§ **Instruction**
Scan the data. Collect each line that contains the word "ರಕಟಗ".

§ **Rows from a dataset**
**********

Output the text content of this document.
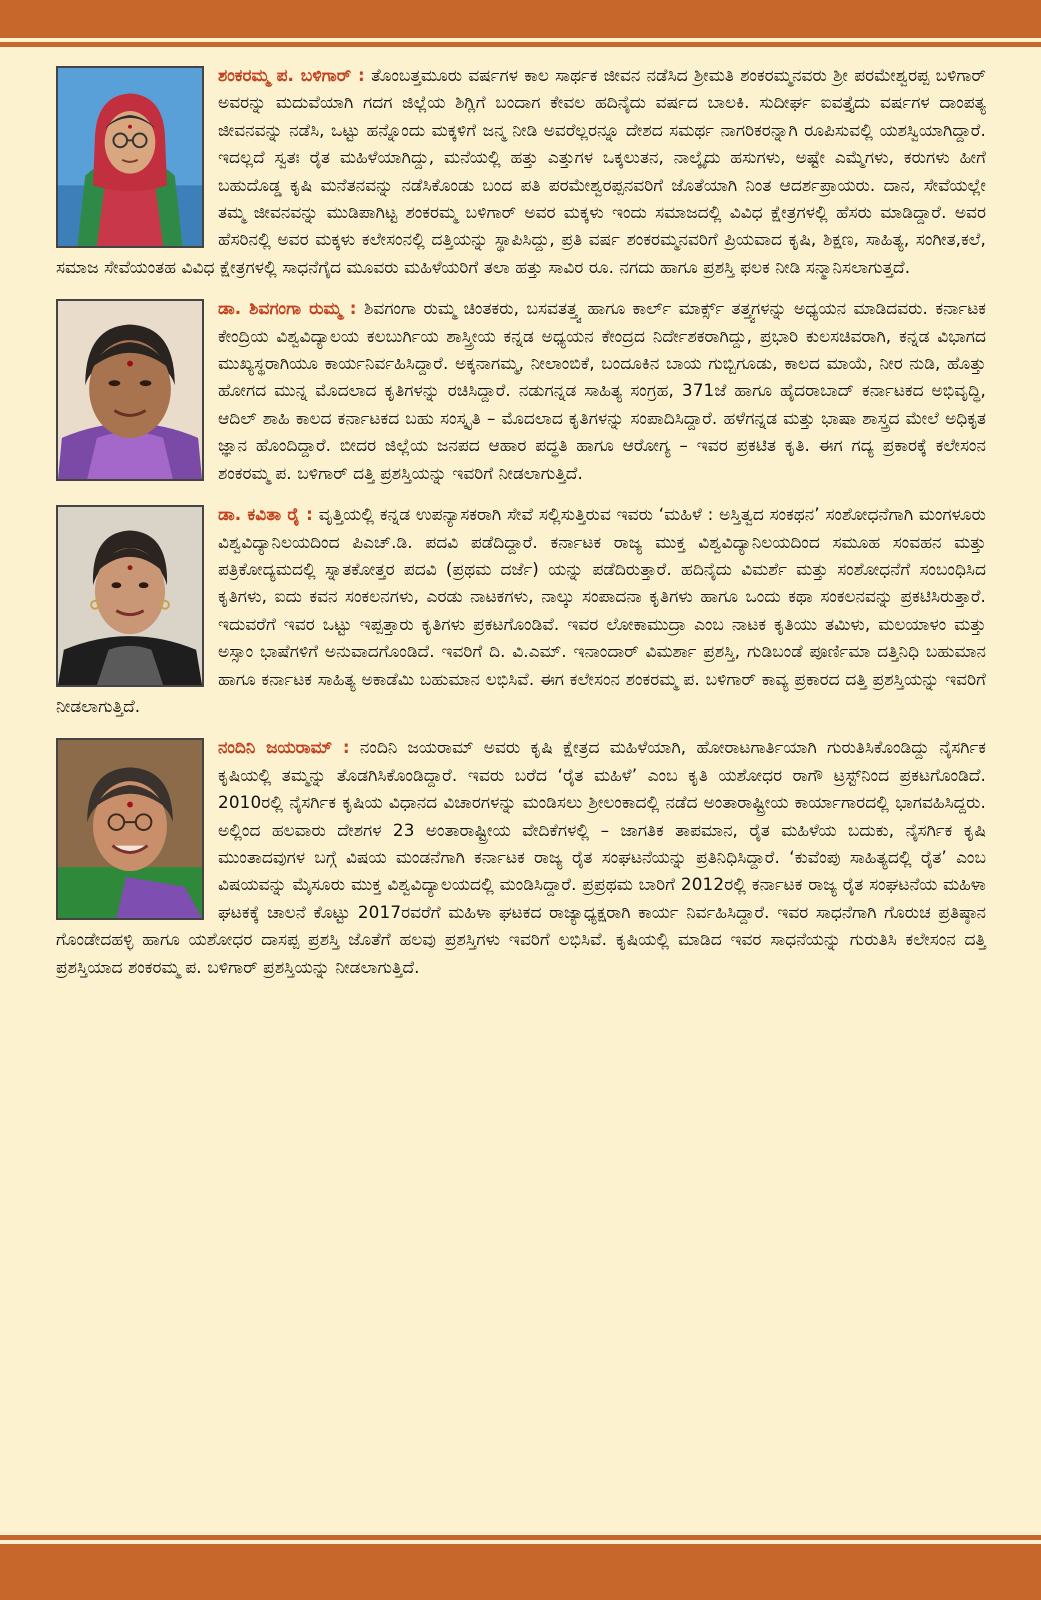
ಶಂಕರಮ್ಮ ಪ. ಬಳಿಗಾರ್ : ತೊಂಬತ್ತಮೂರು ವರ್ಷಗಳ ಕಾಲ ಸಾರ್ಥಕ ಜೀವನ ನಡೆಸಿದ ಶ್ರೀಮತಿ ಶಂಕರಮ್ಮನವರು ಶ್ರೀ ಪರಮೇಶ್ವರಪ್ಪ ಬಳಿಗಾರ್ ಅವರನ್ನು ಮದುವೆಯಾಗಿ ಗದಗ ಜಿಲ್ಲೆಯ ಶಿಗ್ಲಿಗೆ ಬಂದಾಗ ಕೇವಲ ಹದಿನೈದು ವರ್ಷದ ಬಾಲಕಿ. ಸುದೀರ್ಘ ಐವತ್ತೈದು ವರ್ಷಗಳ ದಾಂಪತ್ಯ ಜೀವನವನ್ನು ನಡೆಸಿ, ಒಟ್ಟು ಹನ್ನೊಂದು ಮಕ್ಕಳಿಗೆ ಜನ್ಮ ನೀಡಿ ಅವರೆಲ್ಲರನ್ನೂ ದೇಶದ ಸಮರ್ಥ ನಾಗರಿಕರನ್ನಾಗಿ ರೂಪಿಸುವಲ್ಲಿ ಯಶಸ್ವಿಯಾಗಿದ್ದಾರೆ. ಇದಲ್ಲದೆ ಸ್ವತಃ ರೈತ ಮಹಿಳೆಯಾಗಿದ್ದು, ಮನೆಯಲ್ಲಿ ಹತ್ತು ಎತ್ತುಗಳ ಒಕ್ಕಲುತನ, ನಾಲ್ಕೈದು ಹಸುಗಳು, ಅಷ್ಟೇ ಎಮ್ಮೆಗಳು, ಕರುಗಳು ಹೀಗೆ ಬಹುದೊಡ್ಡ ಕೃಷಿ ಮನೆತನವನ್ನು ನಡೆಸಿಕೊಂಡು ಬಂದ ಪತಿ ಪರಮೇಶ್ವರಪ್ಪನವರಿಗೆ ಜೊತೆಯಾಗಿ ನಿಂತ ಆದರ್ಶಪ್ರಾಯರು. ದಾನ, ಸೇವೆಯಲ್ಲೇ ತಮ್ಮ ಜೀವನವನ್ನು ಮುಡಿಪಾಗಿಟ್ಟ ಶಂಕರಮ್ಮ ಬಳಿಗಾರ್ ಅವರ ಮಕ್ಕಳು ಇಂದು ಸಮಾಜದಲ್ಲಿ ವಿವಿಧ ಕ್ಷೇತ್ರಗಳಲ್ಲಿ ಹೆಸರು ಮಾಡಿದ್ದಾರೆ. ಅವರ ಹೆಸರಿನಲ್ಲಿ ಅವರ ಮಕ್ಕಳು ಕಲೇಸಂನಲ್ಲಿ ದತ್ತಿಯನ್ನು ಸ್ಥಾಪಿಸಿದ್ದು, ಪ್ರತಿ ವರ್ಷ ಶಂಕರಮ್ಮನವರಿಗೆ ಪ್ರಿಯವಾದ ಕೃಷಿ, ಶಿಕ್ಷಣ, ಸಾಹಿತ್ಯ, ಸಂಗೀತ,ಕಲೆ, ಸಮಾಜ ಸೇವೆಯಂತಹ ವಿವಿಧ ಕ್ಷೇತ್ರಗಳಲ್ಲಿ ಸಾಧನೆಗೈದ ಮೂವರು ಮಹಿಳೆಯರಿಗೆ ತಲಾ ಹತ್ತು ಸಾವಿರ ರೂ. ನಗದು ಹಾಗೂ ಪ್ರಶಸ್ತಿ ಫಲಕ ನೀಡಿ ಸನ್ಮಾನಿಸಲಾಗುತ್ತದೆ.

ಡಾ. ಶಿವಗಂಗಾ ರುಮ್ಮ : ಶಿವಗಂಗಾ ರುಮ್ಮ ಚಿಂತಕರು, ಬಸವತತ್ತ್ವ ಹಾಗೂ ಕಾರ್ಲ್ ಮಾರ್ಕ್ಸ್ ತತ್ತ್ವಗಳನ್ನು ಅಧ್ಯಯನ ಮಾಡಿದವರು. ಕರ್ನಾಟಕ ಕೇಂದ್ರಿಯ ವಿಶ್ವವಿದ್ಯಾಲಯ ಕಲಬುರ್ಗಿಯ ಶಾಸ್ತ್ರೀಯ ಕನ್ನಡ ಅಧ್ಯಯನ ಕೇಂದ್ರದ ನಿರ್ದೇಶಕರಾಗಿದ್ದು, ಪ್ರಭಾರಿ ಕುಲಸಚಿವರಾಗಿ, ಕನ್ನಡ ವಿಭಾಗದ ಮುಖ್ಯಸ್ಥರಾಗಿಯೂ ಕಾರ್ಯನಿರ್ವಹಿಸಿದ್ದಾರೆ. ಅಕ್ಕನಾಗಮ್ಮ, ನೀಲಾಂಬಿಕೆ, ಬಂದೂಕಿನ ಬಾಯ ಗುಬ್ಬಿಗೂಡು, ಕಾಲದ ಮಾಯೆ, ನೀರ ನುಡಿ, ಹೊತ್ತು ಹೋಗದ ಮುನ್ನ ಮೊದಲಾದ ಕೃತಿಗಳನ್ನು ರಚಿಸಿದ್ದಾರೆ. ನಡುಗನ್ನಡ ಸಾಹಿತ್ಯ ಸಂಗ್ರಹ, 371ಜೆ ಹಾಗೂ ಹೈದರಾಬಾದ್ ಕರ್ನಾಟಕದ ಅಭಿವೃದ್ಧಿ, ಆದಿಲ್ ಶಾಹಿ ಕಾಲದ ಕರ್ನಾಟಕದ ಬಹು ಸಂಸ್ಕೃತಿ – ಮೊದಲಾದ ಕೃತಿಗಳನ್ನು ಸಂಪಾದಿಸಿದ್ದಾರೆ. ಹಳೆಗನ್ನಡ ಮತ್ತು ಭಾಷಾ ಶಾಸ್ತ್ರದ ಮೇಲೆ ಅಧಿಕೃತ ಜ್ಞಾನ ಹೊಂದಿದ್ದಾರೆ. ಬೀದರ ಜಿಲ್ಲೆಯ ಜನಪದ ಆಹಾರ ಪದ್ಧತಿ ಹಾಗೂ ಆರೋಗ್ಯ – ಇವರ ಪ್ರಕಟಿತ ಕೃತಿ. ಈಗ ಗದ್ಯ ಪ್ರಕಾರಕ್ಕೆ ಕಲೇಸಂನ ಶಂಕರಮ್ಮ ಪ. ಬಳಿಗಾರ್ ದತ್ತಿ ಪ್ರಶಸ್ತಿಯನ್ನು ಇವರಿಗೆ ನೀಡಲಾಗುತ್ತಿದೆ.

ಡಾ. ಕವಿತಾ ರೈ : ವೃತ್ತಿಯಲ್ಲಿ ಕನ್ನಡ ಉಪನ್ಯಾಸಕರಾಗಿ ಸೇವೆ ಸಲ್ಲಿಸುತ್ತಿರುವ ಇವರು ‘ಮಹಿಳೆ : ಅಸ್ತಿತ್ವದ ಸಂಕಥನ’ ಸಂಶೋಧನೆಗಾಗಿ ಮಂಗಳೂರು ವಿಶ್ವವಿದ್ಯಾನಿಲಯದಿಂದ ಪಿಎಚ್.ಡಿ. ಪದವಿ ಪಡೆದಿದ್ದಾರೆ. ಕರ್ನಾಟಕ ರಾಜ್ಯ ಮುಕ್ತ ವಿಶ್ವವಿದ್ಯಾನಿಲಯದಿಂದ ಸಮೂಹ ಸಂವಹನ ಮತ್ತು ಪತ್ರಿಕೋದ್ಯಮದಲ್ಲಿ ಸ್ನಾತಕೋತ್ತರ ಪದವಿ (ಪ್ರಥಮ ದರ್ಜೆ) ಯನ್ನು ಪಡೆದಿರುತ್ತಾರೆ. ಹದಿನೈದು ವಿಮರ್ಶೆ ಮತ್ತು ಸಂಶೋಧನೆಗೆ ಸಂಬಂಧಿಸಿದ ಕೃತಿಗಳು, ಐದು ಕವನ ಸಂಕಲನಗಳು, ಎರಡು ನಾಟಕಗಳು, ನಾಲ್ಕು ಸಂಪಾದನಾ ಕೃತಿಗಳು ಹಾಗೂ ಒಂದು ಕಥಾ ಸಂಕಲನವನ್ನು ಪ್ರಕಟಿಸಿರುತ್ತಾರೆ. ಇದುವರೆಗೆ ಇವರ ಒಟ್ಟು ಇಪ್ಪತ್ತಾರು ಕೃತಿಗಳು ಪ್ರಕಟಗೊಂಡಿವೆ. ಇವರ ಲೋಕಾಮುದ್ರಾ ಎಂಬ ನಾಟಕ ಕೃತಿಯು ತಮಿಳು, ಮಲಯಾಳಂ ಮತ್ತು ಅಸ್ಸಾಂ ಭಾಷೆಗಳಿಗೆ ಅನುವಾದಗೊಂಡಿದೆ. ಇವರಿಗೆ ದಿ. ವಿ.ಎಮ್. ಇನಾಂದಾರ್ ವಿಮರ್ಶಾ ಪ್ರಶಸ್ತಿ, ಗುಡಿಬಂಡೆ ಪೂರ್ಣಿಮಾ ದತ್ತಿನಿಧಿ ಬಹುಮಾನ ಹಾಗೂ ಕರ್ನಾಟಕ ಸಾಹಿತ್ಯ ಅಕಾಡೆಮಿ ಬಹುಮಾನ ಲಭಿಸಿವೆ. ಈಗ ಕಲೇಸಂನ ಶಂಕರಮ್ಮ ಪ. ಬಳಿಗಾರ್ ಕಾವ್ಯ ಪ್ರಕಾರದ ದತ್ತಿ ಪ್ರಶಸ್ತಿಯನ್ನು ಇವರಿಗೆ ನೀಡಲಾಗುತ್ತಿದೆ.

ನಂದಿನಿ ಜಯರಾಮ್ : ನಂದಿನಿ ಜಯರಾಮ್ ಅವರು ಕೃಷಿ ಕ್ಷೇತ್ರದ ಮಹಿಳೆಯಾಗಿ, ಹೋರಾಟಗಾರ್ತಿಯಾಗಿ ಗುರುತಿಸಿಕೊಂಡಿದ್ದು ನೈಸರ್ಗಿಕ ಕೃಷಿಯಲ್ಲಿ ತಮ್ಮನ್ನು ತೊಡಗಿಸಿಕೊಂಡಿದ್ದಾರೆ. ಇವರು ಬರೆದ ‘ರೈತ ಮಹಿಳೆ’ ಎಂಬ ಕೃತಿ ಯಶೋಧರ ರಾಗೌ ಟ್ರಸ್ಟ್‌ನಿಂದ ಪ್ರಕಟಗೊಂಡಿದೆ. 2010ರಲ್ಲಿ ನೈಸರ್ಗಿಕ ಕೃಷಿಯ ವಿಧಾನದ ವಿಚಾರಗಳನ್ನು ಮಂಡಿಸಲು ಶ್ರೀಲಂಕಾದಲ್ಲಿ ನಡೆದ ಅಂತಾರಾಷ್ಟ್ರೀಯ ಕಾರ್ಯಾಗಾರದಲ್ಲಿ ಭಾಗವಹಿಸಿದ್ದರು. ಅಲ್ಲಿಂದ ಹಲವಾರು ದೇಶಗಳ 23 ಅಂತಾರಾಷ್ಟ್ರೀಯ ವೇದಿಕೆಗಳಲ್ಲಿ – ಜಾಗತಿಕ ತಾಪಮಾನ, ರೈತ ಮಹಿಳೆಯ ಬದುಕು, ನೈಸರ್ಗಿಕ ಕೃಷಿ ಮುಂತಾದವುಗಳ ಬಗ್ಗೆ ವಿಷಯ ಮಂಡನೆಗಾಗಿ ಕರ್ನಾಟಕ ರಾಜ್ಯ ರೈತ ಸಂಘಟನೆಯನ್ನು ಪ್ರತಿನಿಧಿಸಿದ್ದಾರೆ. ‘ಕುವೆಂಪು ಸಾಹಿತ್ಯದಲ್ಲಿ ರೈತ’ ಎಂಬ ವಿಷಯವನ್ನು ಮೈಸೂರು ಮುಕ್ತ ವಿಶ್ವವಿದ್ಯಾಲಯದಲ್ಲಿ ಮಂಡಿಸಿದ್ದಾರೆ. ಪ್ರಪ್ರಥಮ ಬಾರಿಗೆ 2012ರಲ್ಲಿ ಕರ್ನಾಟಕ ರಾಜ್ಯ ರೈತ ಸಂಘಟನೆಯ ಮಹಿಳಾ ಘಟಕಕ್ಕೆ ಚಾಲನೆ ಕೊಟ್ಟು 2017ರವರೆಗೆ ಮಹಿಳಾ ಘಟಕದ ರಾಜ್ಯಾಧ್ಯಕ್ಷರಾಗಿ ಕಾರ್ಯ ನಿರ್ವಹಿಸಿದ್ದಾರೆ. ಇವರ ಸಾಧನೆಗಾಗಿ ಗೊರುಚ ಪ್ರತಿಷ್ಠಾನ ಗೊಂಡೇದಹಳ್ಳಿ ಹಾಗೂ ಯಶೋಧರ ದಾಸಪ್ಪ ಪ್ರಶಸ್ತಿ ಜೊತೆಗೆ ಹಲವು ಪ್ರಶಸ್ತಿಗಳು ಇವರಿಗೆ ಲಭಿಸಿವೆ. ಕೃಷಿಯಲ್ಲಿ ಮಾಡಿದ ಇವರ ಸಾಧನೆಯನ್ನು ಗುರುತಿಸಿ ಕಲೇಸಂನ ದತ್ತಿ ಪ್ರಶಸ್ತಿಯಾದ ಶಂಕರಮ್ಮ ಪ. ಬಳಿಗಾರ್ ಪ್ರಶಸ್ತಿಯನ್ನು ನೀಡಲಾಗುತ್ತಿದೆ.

**********

§ **Answer below**
ಡಾ. ಕವಿತಾ ರೈ : ವೃತ್ತಿಯಲ್ಲಿ ಕನ್ನಡ ಉಪನ್ಯಾಸಕರಾಗಿ ಸೇವೆ ಸಲ್ಲಿಸುತ್ತಿರುವ ಇವರು ‘ಮಹಿಳೆ : ಅಸ್ತಿತ್ವದ ಸಂಕಥನ’ ಸಂಶೋಧನೆಗಾಗಿ ಮಂಗಳೂರು ವಿಶ್ವವಿದ್ಯಾನಿಲಯದಿಂದ ಪಿಎಚ್.ಡಿ. ಪದವಿ ಪಡೆದಿದ್ದಾರೆ. ಕರ್ನಾಟಕ ರಾಜ್ಯ ಮುಕ್ತ ವಿಶ್ವವಿದ್ಯಾನಿಲಯದಿಂದ ಸಮೂಹ ಸಂವಹನ ಮತ್ತು ಪತ್ರಿಕೋದ್ಯಮದಲ್ಲಿ ಸ್ನಾತಕೋತ್ತರ ಪದವಿ (ಪ್ರಥಮ ದರ್ಜೆ) ಯನ್ನು ಪಡೆದಿರುತ್ತಾರೆ. ಹದಿನೈದು ವಿಮರ್ಶೆ ಮತ್ತು ಸಂಶೋಧನೆಗೆ ಸಂಬಂಧಿಸಿದ ಕೃತಿಗಳು, ಐದು ಕವನ ಸಂಕಲನಗಳು, ಎರಡು ನಾಟಕಗಳು, ನಾಲ್ಕು ಸಂಪಾದನಾ ಕೃತಿಗಳು ಹಾಗೂ ಒಂದು ಕಥಾ ಸಂಕಲನವನ್ನು ಪ್ರಕಟಿಸಿರುತ್ತಾರೆ. ಇದುವರೆಗೆ ಇವರ ಒಟ್ಟು ಇಪ್ಪತ್ತಾರು ಕೃತಿಗಳು ಪ್ರಕಟಗೊಂಡಿವೆ. ಇವರ ಲೋಕಾಮುದ್ರಾ ಎಂಬ ನಾಟಕ ಕೃತಿಯು ತಮಿಳು, ಮಲಯಾಳಂ ಮತ್ತು ಅಸ್ಸಾಂ ಭಾಷೆಗಳಿಗೆ ಅನುವಾದಗೊಂಡಿದೆ. ಇವರಿಗೆ ದಿ. ವಿ.ಎಮ್. ಇನಾಂದಾರ್ ವಿಮರ್ಶಾ ಪ್ರಶಸ್ತಿ, ಗುಡಿಬಂಡೆ ಪೂರ್ಣಿಮಾ ದತ್ತಿನಿಧಿ ಬಹುಮಾನ ಹಾಗೂ ಕರ್ನಾಟಕ ಸಾಹಿತ್ಯ ಅಕಾಡೆಮಿ ಬಹುಮಾನ ಲಭಿಸಿವೆ. ಈಗ ಕಲೇಸಂನ ಶಂಕರಮ್ಮ ಪ. ಬಳಿಗಾರ್ ಕಾವ್ಯ ಪ್ರಕಾರದ ದತ್ತಿ ಪ್ರಶಸ್ತಿಯನ್ನು ಇವರಿಗೆ ನೀಡಲಾಗುತ್ತಿದೆ.
ನಂದಿನಿ ಜಯರಾಮ್ : ನಂದಿನಿ ಜಯರಾಮ್ ಅವರು ಕೃಷಿ ಕ್ಷೇತ್ರದ ಮಹಿಳೆಯಾಗಿ, ಹೋರಾಟಗಾರ್ತಿಯಾಗಿ ಗುರುತಿಸಿಕೊಂಡಿದ್ದು ನೈಸರ್ಗಿಕ ಕೃಷಿಯಲ್ಲಿ ತಮ್ಮನ್ನು ತೊಡಗಿಸಿಕೊಂಡಿದ್ದಾರೆ. ಇವರು ಬರೆದ ‘ರೈತ ಮಹಿಳೆ’ ಎಂಬ ಕೃತಿ ಯಶೋಧರ ರಾಗೌ ಟ್ರಸ್ಟ್‌ನಿಂದ ಪ್ರಕಟಗೊಂಡಿದೆ. 2010ರಲ್ಲಿ ನೈಸರ್ಗಿಕ ಕೃಷಿಯ ವಿಧಾನದ ವಿಚಾರಗಳನ್ನು ಮಂಡಿಸಲು ಶ್ರೀಲಂಕಾದಲ್ಲಿ ನಡೆದ ಅಂತಾರಾಷ್ಟ್ರೀಯ ಕಾರ್ಯಾಗಾರದಲ್ಲಿ ಭಾಗವಹಿಸಿದ್ದರು. ಅಲ್ಲಿಂದ ಹಲವಾರು ದೇಶಗಳ 23 ಅಂತಾರಾಷ್ಟ್ರೀಯ ವೇದಿಕೆಗಳಲ್ಲಿ – ಜಾಗತಿಕ ತಾಪಮಾನ, ರೈತ ಮಹಿಳೆಯ ಬದುಕು, ನೈಸರ್ಗಿಕ ಕೃಷಿ ಮುಂತಾದವುಗಳ ಬಗ್ಗೆ ವಿಷಯ ಮಂಡನೆಗಾಗಿ ಕರ್ನಾಟಕ ರಾಜ್ಯ ರೈತ ಸಂಘಟನೆಯನ್ನು ಪ್ರತಿನಿಧಿಸಿದ್ದಾರೆ. ‘ಕುವೆಂಪು ಸಾಹಿತ್ಯದಲ್ಲಿ ರೈತ’ ಎಂಬ ವಿಷಯವನ್ನು ಮೈಸೂರು ಮುಕ್ತ ವಿಶ್ವವಿದ್ಯಾಲಯದಲ್ಲಿ ಮಂಡಿಸಿದ್ದಾರೆ. ಪ್ರಪ್ರಥಮ ಬಾರಿಗೆ 2012ರಲ್ಲಿ ಕರ್ನಾಟಕ ರಾಜ್ಯ ರೈತ ಸಂಘಟನೆಯ ಮಹಿಳಾ ಘಟಕಕ್ಕೆ ಚಾಲನೆ ಕೊಟ್ಟು 2017ರವರೆಗೆ ಮಹಿಳಾ ಘಟಕದ ರಾಜ್ಯಾಧ್ಯಕ್ಷರಾಗಿ ಕಾರ್ಯ ನಿರ್ವಹಿಸಿದ್ದಾರೆ. ಇವರ ಸಾಧನೆಗಾಗಿ ಗೊರುಚ ಪ್ರತಿಷ್ಠಾನ ಗೊಂಡೇದಹಳ್ಳಿ ಹಾಗೂ ಯಶೋಧರ ದಾಸಪ್ಪ ಪ್ರಶಸ್ತಿ ಜೊತೆಗೆ ಹಲವು ಪ್ರಶಸ್ತಿಗಳು ಇವರಿಗೆ ಲಭಿಸಿವೆ. ಕೃಷಿಯಲ್ಲಿ ಮಾಡಿದ ಇವರ ಸಾಧನೆಯನ್ನು ಗುರುತಿಸಿ ಕಲೇಸಂನ ದತ್ತಿ ಪ್ರಶಸ್ತಿಯಾದ ಶಂಕರಮ್ಮ ಪ. ಬಳಿಗಾರ್ ಪ್ರಶಸ್ತಿಯನ್ನು ನೀಡಲಾಗುತ್ತಿದೆ.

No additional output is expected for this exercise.